*SELECTED PASSAGE:*
Deck Posts and Railing using Curtain Walls in Architectural Desktop

Contents:
Overview ---- Body ---- Conclusion

1Overview
The Problem

It seems like everyone wants a porch or deck with posts and railing these days.  More expensive homes here in California tend to be on hillsides offering views of valleys, mountains, lakes or the Pacific Ocean so why wouldn't you want a deck for the grand viewing.  In Architectural Desktop the problem with creating the optimum solution for this type of design lies in the tools.  The Railing Object seems like the obvious choice but it was really designed for Stairs and though you can create some great deck railings, the Object's Properties and Style Settings are lacking when it comes to a more structural consideration.  The Column Structural Member Object may be good for columns and footings, you can even control spacing with a Column Grid, but this is a cumbersome option that offers nothing for railings.

In this article I will discuss how you can use a Curtain Wall Style to combine the need for Structural Column with Railings.  The primary reason I decided to explore the use of Curtain Walls for this type of design problem has more to do with the precise control I have over Post placement than anything else.  With Railings, for example, you cannot force the posts to be 8'-0" on center unless the total length is a factor of 8'-0".

*WHAT YOU WILL DO:*
A. Answer these questions about the deck railing article:
(i) In which state are the more expensive hillside homes mentioned?
(ii) What was the Railing Object really designed for?
(iii) What post spacing does the writer say you cannot force with Railings unless the total length is a factor of it?
B. Copy the listing from its first line through the line containing "caret-down-icon <box>1179 253 1190 260</box>".
The article and the listing have nothing to do with each other.

*DATA LINES:*
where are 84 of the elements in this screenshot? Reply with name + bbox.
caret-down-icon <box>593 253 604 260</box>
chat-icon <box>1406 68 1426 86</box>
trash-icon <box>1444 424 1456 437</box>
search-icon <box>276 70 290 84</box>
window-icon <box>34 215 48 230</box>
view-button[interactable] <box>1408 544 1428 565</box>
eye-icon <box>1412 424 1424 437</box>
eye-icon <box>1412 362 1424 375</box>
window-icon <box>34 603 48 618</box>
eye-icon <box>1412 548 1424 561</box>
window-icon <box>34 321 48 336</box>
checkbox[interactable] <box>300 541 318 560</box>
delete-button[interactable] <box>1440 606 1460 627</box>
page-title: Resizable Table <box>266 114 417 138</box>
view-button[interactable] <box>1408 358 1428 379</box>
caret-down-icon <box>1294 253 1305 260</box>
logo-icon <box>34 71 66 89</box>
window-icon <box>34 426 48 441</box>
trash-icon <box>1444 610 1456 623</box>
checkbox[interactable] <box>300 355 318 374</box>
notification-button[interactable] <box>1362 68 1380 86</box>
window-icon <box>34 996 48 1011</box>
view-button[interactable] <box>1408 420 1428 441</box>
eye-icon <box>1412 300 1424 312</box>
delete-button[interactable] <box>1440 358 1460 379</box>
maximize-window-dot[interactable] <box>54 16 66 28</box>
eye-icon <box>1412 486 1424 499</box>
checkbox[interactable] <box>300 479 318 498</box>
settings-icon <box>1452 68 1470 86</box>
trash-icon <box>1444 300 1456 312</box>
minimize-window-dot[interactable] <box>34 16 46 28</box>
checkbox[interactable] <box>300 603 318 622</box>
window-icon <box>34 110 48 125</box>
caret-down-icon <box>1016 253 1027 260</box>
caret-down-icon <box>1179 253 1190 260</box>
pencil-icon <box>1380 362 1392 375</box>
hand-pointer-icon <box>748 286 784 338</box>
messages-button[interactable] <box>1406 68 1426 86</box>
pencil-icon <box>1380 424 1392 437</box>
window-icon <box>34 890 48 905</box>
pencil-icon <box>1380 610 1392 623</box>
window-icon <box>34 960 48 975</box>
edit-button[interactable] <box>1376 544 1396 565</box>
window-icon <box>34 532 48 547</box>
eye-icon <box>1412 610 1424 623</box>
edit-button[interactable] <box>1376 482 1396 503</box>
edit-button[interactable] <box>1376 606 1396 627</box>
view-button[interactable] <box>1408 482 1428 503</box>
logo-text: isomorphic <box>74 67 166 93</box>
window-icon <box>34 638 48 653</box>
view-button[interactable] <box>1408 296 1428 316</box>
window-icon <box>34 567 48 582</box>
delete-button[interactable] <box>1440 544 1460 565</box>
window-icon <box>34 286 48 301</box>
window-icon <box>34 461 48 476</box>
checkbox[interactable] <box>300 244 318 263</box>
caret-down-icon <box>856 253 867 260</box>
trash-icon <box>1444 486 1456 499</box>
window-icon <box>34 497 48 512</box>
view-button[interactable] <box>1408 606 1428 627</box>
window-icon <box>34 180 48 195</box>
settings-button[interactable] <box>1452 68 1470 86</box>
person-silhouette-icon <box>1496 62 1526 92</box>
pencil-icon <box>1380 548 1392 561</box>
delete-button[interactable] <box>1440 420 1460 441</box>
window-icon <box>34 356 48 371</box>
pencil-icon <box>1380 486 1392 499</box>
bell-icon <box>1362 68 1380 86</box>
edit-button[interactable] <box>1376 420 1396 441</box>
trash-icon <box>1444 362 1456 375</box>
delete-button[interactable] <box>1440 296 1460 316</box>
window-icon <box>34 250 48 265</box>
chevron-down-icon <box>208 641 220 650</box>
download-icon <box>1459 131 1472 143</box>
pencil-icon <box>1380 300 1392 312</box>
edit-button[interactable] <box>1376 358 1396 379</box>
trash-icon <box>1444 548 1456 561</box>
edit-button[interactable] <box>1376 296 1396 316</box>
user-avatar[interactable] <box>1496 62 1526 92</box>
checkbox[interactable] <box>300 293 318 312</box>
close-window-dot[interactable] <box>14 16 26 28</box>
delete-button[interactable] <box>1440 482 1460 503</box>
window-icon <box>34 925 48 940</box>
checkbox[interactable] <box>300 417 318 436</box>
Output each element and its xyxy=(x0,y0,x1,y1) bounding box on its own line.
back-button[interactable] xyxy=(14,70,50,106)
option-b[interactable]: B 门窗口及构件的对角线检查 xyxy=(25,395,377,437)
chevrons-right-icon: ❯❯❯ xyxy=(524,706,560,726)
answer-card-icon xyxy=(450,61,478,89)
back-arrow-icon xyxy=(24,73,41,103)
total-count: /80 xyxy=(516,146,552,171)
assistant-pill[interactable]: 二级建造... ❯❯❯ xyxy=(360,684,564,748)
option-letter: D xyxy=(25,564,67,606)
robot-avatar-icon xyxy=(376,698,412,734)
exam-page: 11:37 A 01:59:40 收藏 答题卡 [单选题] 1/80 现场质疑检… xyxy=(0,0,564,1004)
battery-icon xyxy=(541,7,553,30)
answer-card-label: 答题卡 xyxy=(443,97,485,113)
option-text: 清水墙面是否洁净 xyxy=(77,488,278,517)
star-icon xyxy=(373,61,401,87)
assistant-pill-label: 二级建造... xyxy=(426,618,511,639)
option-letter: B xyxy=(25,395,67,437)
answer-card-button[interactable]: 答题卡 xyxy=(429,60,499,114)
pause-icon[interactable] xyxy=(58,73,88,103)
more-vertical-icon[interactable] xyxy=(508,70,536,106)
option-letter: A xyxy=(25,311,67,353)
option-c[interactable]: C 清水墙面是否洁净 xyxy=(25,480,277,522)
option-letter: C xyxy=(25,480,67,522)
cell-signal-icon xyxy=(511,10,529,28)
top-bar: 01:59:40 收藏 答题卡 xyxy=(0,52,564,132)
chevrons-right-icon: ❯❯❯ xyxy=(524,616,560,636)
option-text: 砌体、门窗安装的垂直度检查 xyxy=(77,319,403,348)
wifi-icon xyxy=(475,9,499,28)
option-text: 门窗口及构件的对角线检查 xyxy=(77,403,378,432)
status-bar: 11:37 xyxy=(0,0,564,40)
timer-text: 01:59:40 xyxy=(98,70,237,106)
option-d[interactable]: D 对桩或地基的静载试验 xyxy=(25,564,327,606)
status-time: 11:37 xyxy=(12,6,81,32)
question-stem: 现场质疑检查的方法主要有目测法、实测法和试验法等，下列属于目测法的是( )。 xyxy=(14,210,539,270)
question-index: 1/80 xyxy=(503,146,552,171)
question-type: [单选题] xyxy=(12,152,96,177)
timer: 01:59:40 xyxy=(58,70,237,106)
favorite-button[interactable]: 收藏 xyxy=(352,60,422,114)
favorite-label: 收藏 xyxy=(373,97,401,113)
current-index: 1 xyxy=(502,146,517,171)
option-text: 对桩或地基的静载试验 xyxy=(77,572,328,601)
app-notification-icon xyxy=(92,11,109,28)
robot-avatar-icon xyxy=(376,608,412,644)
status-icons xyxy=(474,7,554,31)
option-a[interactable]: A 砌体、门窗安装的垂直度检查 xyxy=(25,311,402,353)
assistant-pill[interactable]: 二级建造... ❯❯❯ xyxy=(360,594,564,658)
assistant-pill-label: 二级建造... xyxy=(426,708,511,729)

*FULL SOLUTIONS:*
A.
(i) California
(ii) Stairs
(iii) 8'-0" on center

B.
where are 84 of the elements in this screenshot? Reply with name + bbox.
caret-down-icon <box>593 253 604 260</box>
chat-icon <box>1406 68 1426 86</box>
trash-icon <box>1444 424 1456 437</box>
search-icon <box>276 70 290 84</box>
window-icon <box>34 215 48 230</box>
view-button[interactable] <box>1408 544 1428 565</box>
eye-icon <box>1412 424 1424 437</box>
eye-icon <box>1412 362 1424 375</box>
window-icon <box>34 603 48 618</box>
eye-icon <box>1412 548 1424 561</box>
window-icon <box>34 321 48 336</box>
checkbox[interactable] <box>300 541 318 560</box>
delete-button[interactable] <box>1440 606 1460 627</box>
page-title: Resizable Table <box>266 114 417 138</box>
view-button[interactable] <box>1408 358 1428 379</box>
caret-down-icon <box>1294 253 1305 260</box>
logo-icon <box>34 71 66 89</box>
window-icon <box>34 426 48 441</box>
trash-icon <box>1444 610 1456 623</box>
checkbox[interactable] <box>300 355 318 374</box>
notification-button[interactable] <box>1362 68 1380 86</box>
window-icon <box>34 996 48 1011</box>
view-button[interactable] <box>1408 420 1428 441</box>
eye-icon <box>1412 300 1424 312</box>
delete-button[interactable] <box>1440 358 1460 379</box>
maximize-window-dot[interactable] <box>54 16 66 28</box>
eye-icon <box>1412 486 1424 499</box>
checkbox[interactable] <box>300 479 318 498</box>
settings-icon <box>1452 68 1470 86</box>
trash-icon <box>1444 300 1456 312</box>
minimize-window-dot[interactable] <box>34 16 46 28</box>
checkbox[interactable] <box>300 603 318 622</box>
window-icon <box>34 110 48 125</box>
caret-down-icon <box>1016 253 1027 260</box>
caret-down-icon <box>1179 253 1190 260</box>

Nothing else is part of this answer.